What is needed.
Scan the records for the word "without". Copy each line that includes it.

[Recorded data]
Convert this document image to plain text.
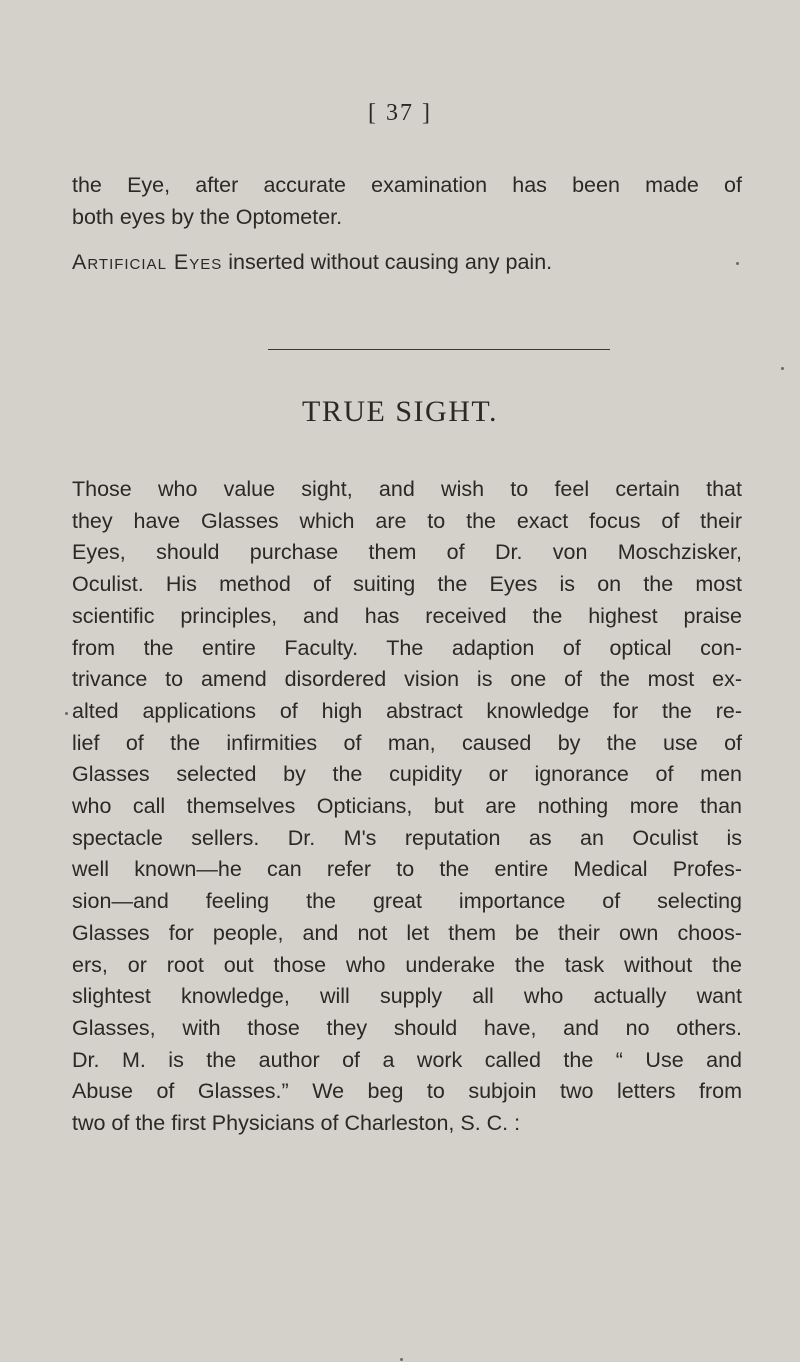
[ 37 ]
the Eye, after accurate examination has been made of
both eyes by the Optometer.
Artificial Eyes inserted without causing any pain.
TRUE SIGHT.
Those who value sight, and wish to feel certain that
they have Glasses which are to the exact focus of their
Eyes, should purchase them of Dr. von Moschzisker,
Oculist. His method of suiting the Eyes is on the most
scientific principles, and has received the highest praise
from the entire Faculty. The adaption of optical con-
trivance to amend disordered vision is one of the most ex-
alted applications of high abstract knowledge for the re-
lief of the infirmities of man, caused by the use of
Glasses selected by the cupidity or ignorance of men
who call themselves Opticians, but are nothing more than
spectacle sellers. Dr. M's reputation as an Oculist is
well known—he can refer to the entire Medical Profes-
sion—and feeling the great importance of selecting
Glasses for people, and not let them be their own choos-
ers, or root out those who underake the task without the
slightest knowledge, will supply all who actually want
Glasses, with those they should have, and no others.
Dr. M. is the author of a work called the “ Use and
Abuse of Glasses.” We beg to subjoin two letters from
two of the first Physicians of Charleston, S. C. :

Reply.
Artificial Eyes inserted without causing any pain.
ers, or root out those who underake the task without the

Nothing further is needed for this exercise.